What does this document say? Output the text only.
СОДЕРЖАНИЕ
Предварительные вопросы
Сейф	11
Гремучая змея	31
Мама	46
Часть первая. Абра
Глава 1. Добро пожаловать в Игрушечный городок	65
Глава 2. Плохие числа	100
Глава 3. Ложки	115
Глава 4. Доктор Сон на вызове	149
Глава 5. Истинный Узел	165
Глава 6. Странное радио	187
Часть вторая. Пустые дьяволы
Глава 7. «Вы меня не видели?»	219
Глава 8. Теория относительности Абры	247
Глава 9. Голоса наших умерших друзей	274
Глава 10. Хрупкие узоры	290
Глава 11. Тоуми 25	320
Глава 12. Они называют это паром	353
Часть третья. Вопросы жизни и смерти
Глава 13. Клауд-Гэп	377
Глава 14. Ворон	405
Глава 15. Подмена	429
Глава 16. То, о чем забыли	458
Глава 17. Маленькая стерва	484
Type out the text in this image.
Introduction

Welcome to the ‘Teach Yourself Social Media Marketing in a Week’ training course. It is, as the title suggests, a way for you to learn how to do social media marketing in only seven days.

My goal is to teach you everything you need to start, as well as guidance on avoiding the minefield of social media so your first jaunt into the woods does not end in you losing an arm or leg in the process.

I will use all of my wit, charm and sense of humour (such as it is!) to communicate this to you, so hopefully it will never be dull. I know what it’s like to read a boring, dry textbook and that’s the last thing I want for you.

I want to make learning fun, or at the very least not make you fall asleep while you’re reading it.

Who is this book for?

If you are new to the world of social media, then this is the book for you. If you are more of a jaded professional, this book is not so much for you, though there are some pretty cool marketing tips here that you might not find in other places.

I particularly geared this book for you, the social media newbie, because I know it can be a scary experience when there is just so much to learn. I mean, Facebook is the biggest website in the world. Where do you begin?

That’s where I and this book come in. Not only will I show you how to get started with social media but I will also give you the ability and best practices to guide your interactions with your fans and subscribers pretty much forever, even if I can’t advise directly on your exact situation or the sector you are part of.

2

_ _ _ _ _

▶ [Exercise goal]: The records above should be duplicated in full, exactly as given.

▶ [Solution below]:
What does this document say? Output the text only.
СОДЕРЖАНИЕ
Предварительные вопросы
Сейф	11
Гремучая змея	31
Мама	46
Часть первая. Абра
Глава 1. Добро пожаловать в Игрушечный городок	65
Глава 2. Плохие числа	100
Глава 3. Ложки	115
Глава 4. Доктор Сон на вызове	149
Глава 5. Истинный Узел	165
Глава 6. Странное радио	187
Часть вторая. Пустые дьяволы
Глава 7. «Вы меня не видели?»	219
Глава 8. Теория относительности Абры	247
Глава 9. Голоса наших умерших друзей	274
Глава 10. Хрупкие узоры	290
Глава 11. Тоуми 25	320
Глава 12. Они называют это паром	353
Часть третья. Вопросы жизни и смерти
Глава 13. Клауд-Гэп	377
Глава 14. Ворон	405
Глава 15. Подмена	429
Глава 16. То, о чем забыли	458
Глава 17. Маленькая стерва	484
Type out the text in this image.
Introduction

Welcome to the ‘Teach Yourself Social Media Marketing in a Week’ training course. It is, as the title suggests, a way for you to learn how to do social media marketing in only seven days.

My goal is to teach you everything you need to start, as well as guidance on avoiding the minefield of social media so your first jaunt into the woods does not end in you losing an arm or leg in the process.

I will use all of my wit, charm and sense of humour (such as it is!) to communicate this to you, so hopefully it will never be dull. I know what it’s like to read a boring, dry textbook and that’s the last thing I want for you.

I want to make learning fun, or at the very least not make you fall asleep while you’re reading it.

Who is this book for?

If you are new to the world of social media, then this is the book for you. If you are more of a jaded professional, this book is not so much for you, though there are some pretty cool marketing tips here that you might not find in other places.

I particularly geared this book for you, the social media newbie, because I know it can be a scary experience when there is just so much to learn. I mean, Facebook is the biggest website in the world. Where do you begin?

That’s where I and this book come in. Not only will I show you how to get started with social media but I will also give you the ability and best practices to guide your interactions with your fans and subscribers pretty much forever, even if I can’t advise directly on your exact situation or the sector you are part of.

2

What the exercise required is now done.